======== Records for this task ========
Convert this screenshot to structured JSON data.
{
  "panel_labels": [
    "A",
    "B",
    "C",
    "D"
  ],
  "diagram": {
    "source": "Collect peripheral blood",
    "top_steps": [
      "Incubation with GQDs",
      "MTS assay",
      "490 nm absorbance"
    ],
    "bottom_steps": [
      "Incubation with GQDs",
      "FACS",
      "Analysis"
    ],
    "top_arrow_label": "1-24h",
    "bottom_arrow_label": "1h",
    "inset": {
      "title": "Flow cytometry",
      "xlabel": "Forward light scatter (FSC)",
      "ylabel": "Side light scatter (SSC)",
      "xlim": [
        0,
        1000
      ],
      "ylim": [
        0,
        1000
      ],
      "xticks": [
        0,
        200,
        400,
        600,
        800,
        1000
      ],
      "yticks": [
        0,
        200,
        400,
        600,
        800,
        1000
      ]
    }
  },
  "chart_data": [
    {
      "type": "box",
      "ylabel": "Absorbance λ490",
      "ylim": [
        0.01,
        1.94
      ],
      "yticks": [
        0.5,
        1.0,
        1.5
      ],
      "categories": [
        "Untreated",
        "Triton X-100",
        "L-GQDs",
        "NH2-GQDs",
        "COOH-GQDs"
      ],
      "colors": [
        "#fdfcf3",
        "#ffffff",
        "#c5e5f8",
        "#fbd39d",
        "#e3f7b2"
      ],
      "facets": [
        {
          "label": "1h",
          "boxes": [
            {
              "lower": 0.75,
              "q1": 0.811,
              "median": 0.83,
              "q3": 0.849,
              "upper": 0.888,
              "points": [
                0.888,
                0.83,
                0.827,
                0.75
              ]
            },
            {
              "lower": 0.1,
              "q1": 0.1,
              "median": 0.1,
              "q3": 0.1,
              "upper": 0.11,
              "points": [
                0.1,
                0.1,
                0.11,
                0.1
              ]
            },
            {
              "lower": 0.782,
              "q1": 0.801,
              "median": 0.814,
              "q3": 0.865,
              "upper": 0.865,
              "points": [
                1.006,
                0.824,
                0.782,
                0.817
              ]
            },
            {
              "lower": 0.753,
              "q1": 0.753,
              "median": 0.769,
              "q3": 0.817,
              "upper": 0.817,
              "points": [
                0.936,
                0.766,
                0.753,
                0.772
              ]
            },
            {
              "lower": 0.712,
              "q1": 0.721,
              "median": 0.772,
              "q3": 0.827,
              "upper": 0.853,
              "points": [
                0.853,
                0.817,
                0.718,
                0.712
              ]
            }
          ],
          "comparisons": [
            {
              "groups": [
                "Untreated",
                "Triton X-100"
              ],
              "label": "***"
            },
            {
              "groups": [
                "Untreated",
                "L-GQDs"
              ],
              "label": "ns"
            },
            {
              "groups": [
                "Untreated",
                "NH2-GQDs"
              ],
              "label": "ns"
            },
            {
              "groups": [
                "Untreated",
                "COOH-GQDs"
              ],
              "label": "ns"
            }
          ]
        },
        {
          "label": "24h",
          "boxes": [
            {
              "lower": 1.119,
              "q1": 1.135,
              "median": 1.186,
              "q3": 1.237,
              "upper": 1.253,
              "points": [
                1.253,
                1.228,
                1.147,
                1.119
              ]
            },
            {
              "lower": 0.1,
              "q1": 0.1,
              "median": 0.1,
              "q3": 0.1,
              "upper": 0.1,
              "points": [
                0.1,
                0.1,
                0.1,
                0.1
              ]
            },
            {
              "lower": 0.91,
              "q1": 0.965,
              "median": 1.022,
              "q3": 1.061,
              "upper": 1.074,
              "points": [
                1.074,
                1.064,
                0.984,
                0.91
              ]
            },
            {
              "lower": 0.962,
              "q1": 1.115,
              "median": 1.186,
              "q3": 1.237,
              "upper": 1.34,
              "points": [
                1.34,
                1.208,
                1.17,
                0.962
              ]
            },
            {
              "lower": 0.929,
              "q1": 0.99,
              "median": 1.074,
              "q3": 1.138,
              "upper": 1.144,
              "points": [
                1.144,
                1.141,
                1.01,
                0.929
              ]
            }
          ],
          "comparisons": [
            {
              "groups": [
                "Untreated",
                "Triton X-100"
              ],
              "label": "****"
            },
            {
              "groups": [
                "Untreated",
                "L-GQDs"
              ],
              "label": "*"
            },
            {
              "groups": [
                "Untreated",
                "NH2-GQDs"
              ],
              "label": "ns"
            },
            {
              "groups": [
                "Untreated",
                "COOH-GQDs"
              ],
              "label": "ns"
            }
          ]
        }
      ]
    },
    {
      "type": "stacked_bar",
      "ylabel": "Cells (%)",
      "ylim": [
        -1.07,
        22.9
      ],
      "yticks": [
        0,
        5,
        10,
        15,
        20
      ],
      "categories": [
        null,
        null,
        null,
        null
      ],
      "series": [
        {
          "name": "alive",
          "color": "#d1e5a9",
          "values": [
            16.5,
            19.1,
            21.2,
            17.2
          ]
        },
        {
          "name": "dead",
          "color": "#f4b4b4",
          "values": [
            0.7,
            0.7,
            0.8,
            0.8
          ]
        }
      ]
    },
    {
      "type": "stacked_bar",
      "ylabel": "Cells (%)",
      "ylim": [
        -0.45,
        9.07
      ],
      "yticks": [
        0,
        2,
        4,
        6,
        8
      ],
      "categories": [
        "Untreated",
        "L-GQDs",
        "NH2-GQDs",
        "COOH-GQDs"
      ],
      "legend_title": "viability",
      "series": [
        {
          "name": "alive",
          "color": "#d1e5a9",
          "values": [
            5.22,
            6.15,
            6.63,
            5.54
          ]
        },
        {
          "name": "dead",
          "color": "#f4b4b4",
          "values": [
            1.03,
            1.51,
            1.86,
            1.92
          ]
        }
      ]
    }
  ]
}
========
Directions:
All lines of the data above must be repeated exactly.

Solution for this problem:
Convert this screenshot to structured JSON data.
{
  "panel_labels": [
    "A",
    "B",
    "C",
    "D"
  ],
  "diagram": {
    "source": "Collect peripheral blood",
    "top_steps": [
      "Incubation with GQDs",
      "MTS assay",
      "490 nm absorbance"
    ],
    "bottom_steps": [
      "Incubation with GQDs",
      "FACS",
      "Analysis"
    ],
    "top_arrow_label": "1-24h",
    "bottom_arrow_label": "1h",
    "inset": {
      "title": "Flow cytometry",
      "xlabel": "Forward light scatter (FSC)",
      "ylabel": "Side light scatter (SSC)",
      "xlim": [
        0,
        1000
      ],
      "ylim": [
        0,
        1000
      ],
      "xticks": [
        0,
        200,
        400,
        600,
        800,
        1000
      ],
      "yticks": [
        0,
        200,
        400,
        600,
        800,
        1000
      ]
    }
  },
  "chart_data": [
    {
      "type": "box",
      "ylabel": "Absorbance λ490",
      "ylim": [
        0.01,
        1.94
      ],
      "yticks": [
        0.5,
        1.0,
        1.5
      ],
      "categories": [
        "Untreated",
        "Triton X-100",
        "L-GQDs",
        "NH2-GQDs",
        "COOH-GQDs"
      ],
      "colors": [
        "#fdfcf3",
        "#ffffff",
        "#c5e5f8",
        "#fbd39d",
        "#e3f7b2"
      ],
      "facets": [
        {
          "label": "1h",
          "boxes": [
            {
              "lower": 0.75,
              "q1": 0.811,
              "median": 0.83,
              "q3": 0.849,
              "upper": 0.888,
              "points": [
                0.888,
                0.83,
                0.827,
                0.75
              ]
            },
            {
              "lower": 0.1,
              "q1": 0.1,
              "median": 0.1,
              "q3": 0.1,
              "upper": 0.11,
              "points": [
                0.1,
                0.1,
                0.11,
                0.1
              ]
            },
            {
              "lower": 0.782,
              "q1": 0.801,
              "median": 0.814,
              "q3": 0.865,
              "upper": 0.865,
              "points": [
                1.006,
                0.824,
                0.782,
                0.817
              ]
            },
            {
              "lower": 0.753,
              "q1": 0.753,
              "median": 0.769,
              "q3": 0.817,
              "upper": 0.817,
              "points": [
                0.936,
                0.766,
                0.753,
                0.772
              ]
            },
            {
              "lower": 0.712,
              "q1": 0.721,
              "median": 0.772,
              "q3": 0.827,
              "upper": 0.853,
              "points": [
                0.853,
                0.817,
                0.718,
                0.712
              ]
            }
          ],
          "comparisons": [
            {
              "groups": [
                "Untreated",
                "Triton X-100"
              ],
              "label": "***"
            },
            {
              "groups": [
                "Untreated",
                "L-GQDs"
              ],
              "label": "ns"
            },
            {
              "groups": [
                "Untreated",
                "NH2-GQDs"
              ],
              "label": "ns"
            },
            {
              "groups": [
                "Untreated",
                "COOH-GQDs"
              ],
              "label": "ns"
            }
          ]
        },
        {
          "label": "24h",
          "boxes": [
            {
              "lower": 1.119,
              "q1": 1.135,
              "median": 1.186,
              "q3": 1.237,
              "upper": 1.253,
              "points": [
                1.253,
                1.228,
                1.147,
                1.119
              ]
            },
            {
              "lower": 0.1,
              "q1": 0.1,
              "median": 0.1,
              "q3": 0.1,
              "upper": 0.1,
              "points": [
                0.1,
                0.1,
                0.1,
                0.1
              ]
            },
            {
              "lower": 0.91,
              "q1": 0.965,
              "median": 1.022,
              "q3": 1.061,
              "upper": 1.074,
              "points": [
                1.074,
                1.064,
                0.984,
                0.91
              ]
            },
            {
              "lower": 0.962,
              "q1": 1.115,
              "median": 1.186,
              "q3": 1.237,
              "upper": 1.34,
              "points": [
                1.34,
                1.208,
                1.17,
                0.962
              ]
            },
            {
              "lower": 0.929,
              "q1": 0.99,
              "median": 1.074,
              "q3": 1.138,
              "upper": 1.144,
              "points": [
                1.144,
                1.141,
                1.01,
                0.929
              ]
            }
          ],
          "comparisons": [
            {
              "groups": [
                "Untreated",
                "Triton X-100"
              ],
              "label": "****"
            },
            {
              "groups": [
                "Untreated",
                "L-GQDs"
              ],
              "label": "*"
            },
            {
              "groups": [
                "Untreated",
                "NH2-GQDs"
              ],
              "label": "ns"
            },
            {
              "groups": [
                "Untreated",
                "COOH-GQDs"
              ],
              "label": "ns"
            }
          ]
        }
      ]
    },
    {
      "type": "stacked_bar",
      "ylabel": "Cells (%)",
      "ylim": [
        -1.07,
        22.9
      ],
      "yticks": [
        0,
        5,
        10,
        15,
        20
      ],
      "categories": [
        null,
        null,
        null,
        null
      ],
      "series": [
        {
          "name": "alive",
          "color": "#d1e5a9",
          "values": [
            16.5,
            19.1,
            21.2,
            17.2
          ]
        },
        {
          "name": "dead",
          "color": "#f4b4b4",
          "values": [
            0.7,
            0.7,
            0.8,
            0.8
          ]
        }
      ]
    },
    {
      "type": "stacked_bar",
      "ylabel": "Cells (%)",
      "ylim": [
        -0.45,
        9.07
      ],
      "yticks": [
        0,
        2,
        4,
        6,
        8
      ],
      "categories": [
        "Untreated",
        "L-GQDs",
        "NH2-GQDs",
        "COOH-GQDs"
      ],
      "legend_title": "viability",
      "series": [
        {
          "name": "alive",
          "color": "#d1e5a9",
          "values": [
            5.22,
            6.15,
            6.63,
            5.54
          ]
        },
        {
          "name": "dead",
          "color": "#f4b4b4",
          "values": [
            1.03,
            1.51,
            1.86,
            1.92
          ]
        }
      ]
    }
  ]
}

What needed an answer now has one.